--- Given entries ---
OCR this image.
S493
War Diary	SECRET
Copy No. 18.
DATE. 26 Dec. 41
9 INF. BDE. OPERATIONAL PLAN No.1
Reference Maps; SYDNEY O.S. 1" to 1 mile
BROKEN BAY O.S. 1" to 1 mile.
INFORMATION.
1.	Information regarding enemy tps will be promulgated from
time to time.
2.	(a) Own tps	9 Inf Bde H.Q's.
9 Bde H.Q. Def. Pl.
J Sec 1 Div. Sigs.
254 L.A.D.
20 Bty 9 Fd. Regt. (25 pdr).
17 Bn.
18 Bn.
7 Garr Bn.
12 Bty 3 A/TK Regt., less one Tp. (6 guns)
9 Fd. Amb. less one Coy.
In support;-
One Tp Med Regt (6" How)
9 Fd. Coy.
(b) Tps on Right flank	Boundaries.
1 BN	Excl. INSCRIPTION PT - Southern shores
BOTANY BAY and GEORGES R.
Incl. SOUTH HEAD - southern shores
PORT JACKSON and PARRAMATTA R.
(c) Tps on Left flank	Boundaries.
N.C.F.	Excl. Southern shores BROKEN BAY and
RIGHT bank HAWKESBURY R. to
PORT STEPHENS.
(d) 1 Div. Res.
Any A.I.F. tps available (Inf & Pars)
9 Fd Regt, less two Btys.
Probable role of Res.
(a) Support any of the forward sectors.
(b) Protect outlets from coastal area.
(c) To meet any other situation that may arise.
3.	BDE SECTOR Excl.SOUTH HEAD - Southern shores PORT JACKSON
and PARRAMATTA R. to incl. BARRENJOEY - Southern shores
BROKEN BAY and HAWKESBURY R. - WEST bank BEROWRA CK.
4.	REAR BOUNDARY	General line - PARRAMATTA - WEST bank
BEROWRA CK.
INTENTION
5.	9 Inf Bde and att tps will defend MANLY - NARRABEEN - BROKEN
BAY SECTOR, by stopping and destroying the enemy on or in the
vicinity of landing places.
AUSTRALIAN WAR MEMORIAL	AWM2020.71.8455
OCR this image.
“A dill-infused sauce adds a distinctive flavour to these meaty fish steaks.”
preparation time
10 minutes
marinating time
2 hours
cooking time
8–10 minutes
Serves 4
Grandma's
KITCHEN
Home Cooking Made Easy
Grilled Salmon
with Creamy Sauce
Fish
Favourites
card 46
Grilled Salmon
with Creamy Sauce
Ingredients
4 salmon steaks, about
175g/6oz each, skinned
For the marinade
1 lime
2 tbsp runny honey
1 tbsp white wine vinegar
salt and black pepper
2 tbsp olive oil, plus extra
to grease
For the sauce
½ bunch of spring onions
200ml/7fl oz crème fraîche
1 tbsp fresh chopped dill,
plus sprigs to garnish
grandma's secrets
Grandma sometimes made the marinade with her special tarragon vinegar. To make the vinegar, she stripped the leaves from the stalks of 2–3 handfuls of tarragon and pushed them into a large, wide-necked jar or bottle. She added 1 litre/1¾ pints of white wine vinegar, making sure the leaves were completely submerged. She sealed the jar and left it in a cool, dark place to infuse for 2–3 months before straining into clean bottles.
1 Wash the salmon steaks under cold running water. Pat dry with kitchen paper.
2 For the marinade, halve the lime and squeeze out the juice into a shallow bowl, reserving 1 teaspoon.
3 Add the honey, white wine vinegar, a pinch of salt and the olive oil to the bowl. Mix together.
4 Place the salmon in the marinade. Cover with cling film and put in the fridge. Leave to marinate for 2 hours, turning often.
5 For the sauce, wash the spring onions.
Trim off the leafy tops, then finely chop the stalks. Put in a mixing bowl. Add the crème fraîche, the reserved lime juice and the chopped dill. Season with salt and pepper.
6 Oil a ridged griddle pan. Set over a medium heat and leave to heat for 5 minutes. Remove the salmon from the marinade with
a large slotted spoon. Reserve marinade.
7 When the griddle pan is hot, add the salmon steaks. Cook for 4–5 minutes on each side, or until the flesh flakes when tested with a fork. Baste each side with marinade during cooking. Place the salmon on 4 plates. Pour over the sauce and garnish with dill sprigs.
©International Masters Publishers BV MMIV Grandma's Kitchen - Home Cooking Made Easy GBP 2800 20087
---
> _Task directions_
Repeat the data precisely, reproducing every entry.

> _Answer in full_
OCR this image.
S493
War Diary	SECRET
Copy No. 18.
DATE. 26 Dec. 41
9 INF. BDE. OPERATIONAL PLAN No.1
Reference Maps; SYDNEY O.S. 1" to 1 mile
BROKEN BAY O.S. 1" to 1 mile.
INFORMATION.
1.	Information regarding enemy tps will be promulgated from
time to time.
2.	(a) Own tps	9 Inf Bde H.Q's.
9 Bde H.Q. Def. Pl.
J Sec 1 Div. Sigs.
254 L.A.D.
20 Bty 9 Fd. Regt. (25 pdr).
17 Bn.
18 Bn.
7 Garr Bn.
12 Bty 3 A/TK Regt., less one Tp. (6 guns)
9 Fd. Amb. less one Coy.
In support;-
One Tp Med Regt (6" How)
9 Fd. Coy.
(b) Tps on Right flank	Boundaries.
1 BN	Excl. INSCRIPTION PT - Southern shores
BOTANY BAY and GEORGES R.
Incl. SOUTH HEAD - southern shores
PORT JACKSON and PARRAMATTA R.
(c) Tps on Left flank	Boundaries.
N.C.F.	Excl. Southern shores BROKEN BAY and
RIGHT bank HAWKESBURY R. to
PORT STEPHENS.
(d) 1 Div. Res.
Any A.I.F. tps available (Inf & Pars)
9 Fd Regt, less two Btys.
Probable role of Res.
(a) Support any of the forward sectors.
(b) Protect outlets from coastal area.
(c) To meet any other situation that may arise.
3.	BDE SECTOR Excl.SOUTH HEAD - Southern shores PORT JACKSON
and PARRAMATTA R. to incl. BARRENJOEY - Southern shores
BROKEN BAY and HAWKESBURY R. - WEST bank BEROWRA CK.
4.	REAR BOUNDARY	General line - PARRAMATTA - WEST bank
BEROWRA CK.
INTENTION
5.	9 Inf Bde and att tps will defend MANLY - NARRABEEN - BROKEN
BAY SECTOR, by stopping and destroying the enemy on or in the
vicinity of landing places.
AUSTRALIAN WAR MEMORIAL	AWM2020.71.8455
OCR this image.
“A dill-infused sauce adds a distinctive flavour to these meaty fish steaks.”
preparation time
10 minutes
marinating time
2 hours
cooking time
8–10 minutes
Serves 4
Grandma's
KITCHEN
Home Cooking Made Easy
Grilled Salmon
with Creamy Sauce
Fish
Favourites
card 46
Grilled Salmon
with Creamy Sauce
Ingredients
4 salmon steaks, about
175g/6oz each, skinned
For the marinade
1 lime
2 tbsp runny honey
1 tbsp white wine vinegar
salt and black pepper
2 tbsp olive oil, plus extra
to grease
For the sauce
½ bunch of spring onions
200ml/7fl oz crème fraîche
1 tbsp fresh chopped dill,
plus sprigs to garnish
grandma's secrets
Grandma sometimes made the marinade with her special tarragon vinegar. To make the vinegar, she stripped the leaves from the stalks of 2–3 handfuls of tarragon and pushed them into a large, wide-necked jar or bottle. She added 1 litre/1¾ pints of white wine vinegar, making sure the leaves were completely submerged. She sealed the jar and left it in a cool, dark place to infuse for 2–3 months before straining into clean bottles.
1 Wash the salmon steaks under cold running water. Pat dry with kitchen paper.
2 For the marinade, halve the lime and squeeze out the juice into a shallow bowl, reserving 1 teaspoon.
3 Add the honey, white wine vinegar, a pinch of salt and the olive oil to the bowl. Mix together.
4 Place the salmon in the marinade. Cover with cling film and put in the fridge. Leave to marinate for 2 hours, turning often.
5 For the sauce, wash the spring onions.
Trim off the leafy tops, then finely chop the stalks. Put in a mixing bowl. Add the crème fraîche, the reserved lime juice and the chopped dill. Season with salt and pepper.
6 Oil a ridged griddle pan. Set over a medium heat and leave to heat for 5 minutes. Remove the salmon from the marinade with
a large slotted spoon. Reserve marinade.
7 When the griddle pan is hot, add the salmon steaks. Cook for 4–5 minutes on each side, or until the flesh flakes when tested with a fork. Baste each side with marinade during cooking. Place the salmon on 4 plates. Pour over the sauce and garnish with dill sprigs.
©International Masters Publishers BV MMIV Grandma's Kitchen - Home Cooking Made Easy GBP 2800 20087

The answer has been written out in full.